▶ [TO DO] Can you find the lines of the listing that include "生态环境分区管控方案" and copy every one?

▶ [RECORDS TO PROCESS]
########

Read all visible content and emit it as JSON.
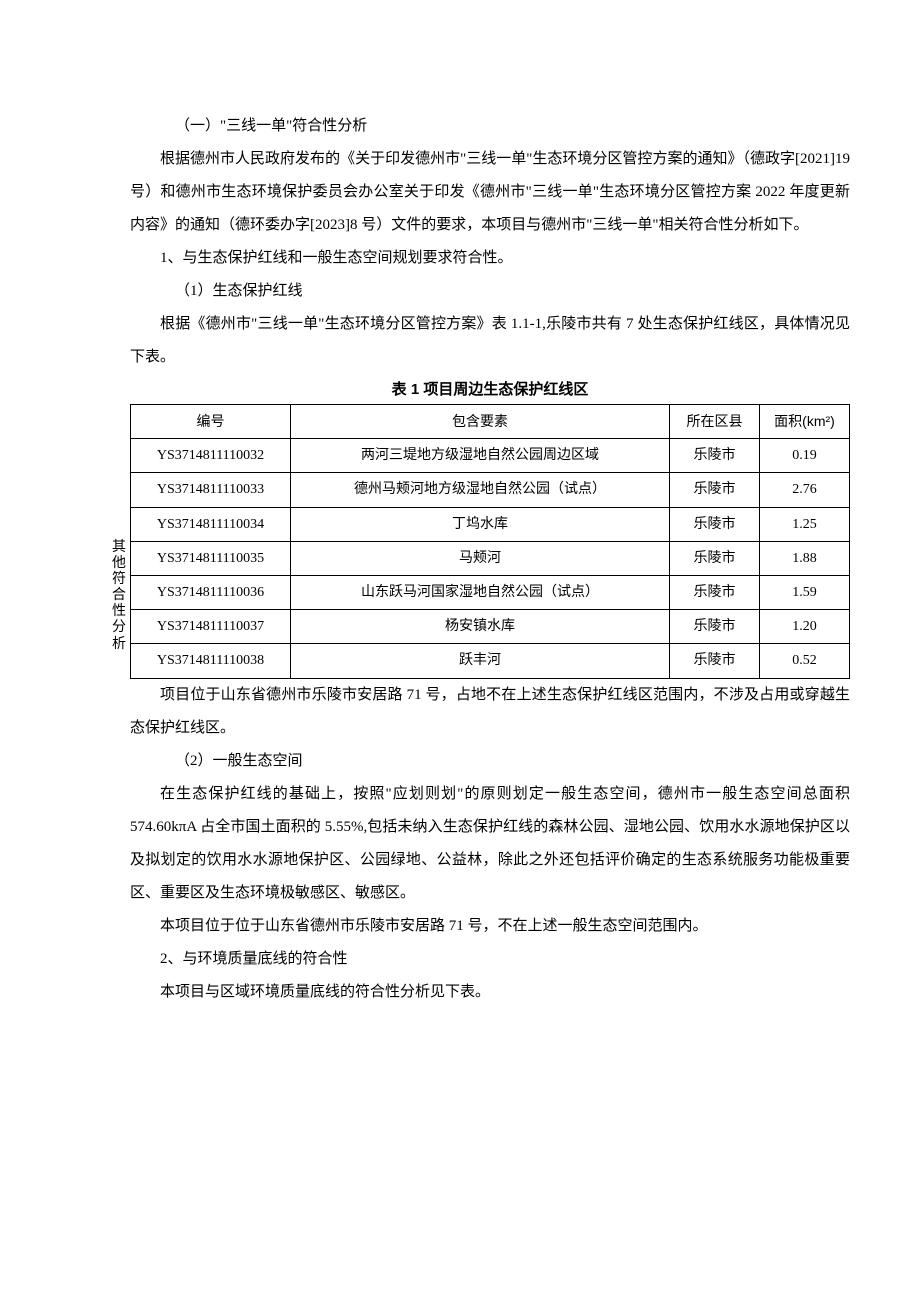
{
  "sideLabel": "其他符合性分析",
  "heading1": "（一）\"三线一单\"符合性分析",
  "para1": "根据德州市人民政府发布的《关于印发德州市\"三线一单\"生态环境分区管控方案的通知》（德政字[2021]19 号）和德州市生态环境保护委员会办公室关于印发《德州市\"三线一单\"生态环境分区管控方案 2022 年度更新内容》的通知（德环委办字[2023]8 号）文件的要求，本项目与德州市\"三线一单\"相关符合性分析如下。",
  "point1": "1、与生态保护红线和一般生态空间规划要求符合性。",
  "sub1": "（1）生态保护红线",
  "para2": "根据《德州市\"三线一单\"生态环境分区管控方案》表 1.1-1,乐陵市共有 7 处生态保护红线区，具体情况见下表。",
  "tableTitle": "表 1 项目周边生态保护红线区",
  "table": {
    "columns": [
      "编号",
      "包含要素",
      "所在区县",
      "面积(km²)"
    ],
    "rows": [
      [
        "YS3714811110032",
        "两河三堤地方级湿地自然公园周边区域",
        "乐陵市",
        "0.19"
      ],
      [
        "YS3714811110033",
        "德州马颊河地方级湿地自然公园（试点）",
        "乐陵市",
        "2.76"
      ],
      [
        "YS3714811110034",
        "丁坞水库",
        "乐陵市",
        "1.25"
      ],
      [
        "YS3714811110035",
        "马颊河",
        "乐陵市",
        "1.88"
      ],
      [
        "YS3714811110036",
        "山东跃马河国家湿地自然公园（试点）",
        "乐陵市",
        "1.59"
      ],
      [
        "YS3714811110037",
        "杨安镇水库",
        "乐陵市",
        "1.20"
      ],
      [
        "YS3714811110038",
        "跃丰河",
        "乐陵市",
        "0.52"
      ]
    ]
  },
  "para3": "项目位于山东省德州市乐陵市安居路 71 号，占地不在上述生态保护红线区范围内，不涉及占用或穿越生态保护红线区。",
  "sub2": "（2）一般生态空间",
  "para4": "在生态保护红线的基础上，按照\"应划则划\"的原则划定一般生态空间，德州市一般生态空间总面积 574.60kπA 占全市国土面积的 5.55%,包括未纳入生态保护红线的森林公园、湿地公园、饮用水水源地保护区以及拟划定的饮用水水源地保护区、公园绿地、公益林，除此之外还包括评价确定的生态系统服务功能极重要区、重要区及生态环境极敏感区、敏感区。",
  "para5": "本项目位于位于山东省德州市乐陵市安居路 71 号，不在上述一般生态空间范围内。",
  "point2": "2、与环境质量底线的符合性",
  "para6": "本项目与区域环境质量底线的符合性分析见下表。"
}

########

▶ [TASK SOLUTION]
  "para1": "根据德州市人民政府发布的《关于印发德州市\"三线一单\"生态环境分区管控方案的通知》（德政字[2021]19 号）和德州市生态环境保护委员会办公室关于印发《德州市\"三线一单\"生态环境分区管控方案 2022 年度更新内容》的通知（德环委办字[2023]8 号）文件的要求，本项目与德州市\"三线一单\"相关符合性分析如下。",
  "para2": "根据《德州市\"三线一单\"生态环境分区管控方案》表 1.1-1,乐陵市共有 7 处生态保护红线区，具体情况见下表。",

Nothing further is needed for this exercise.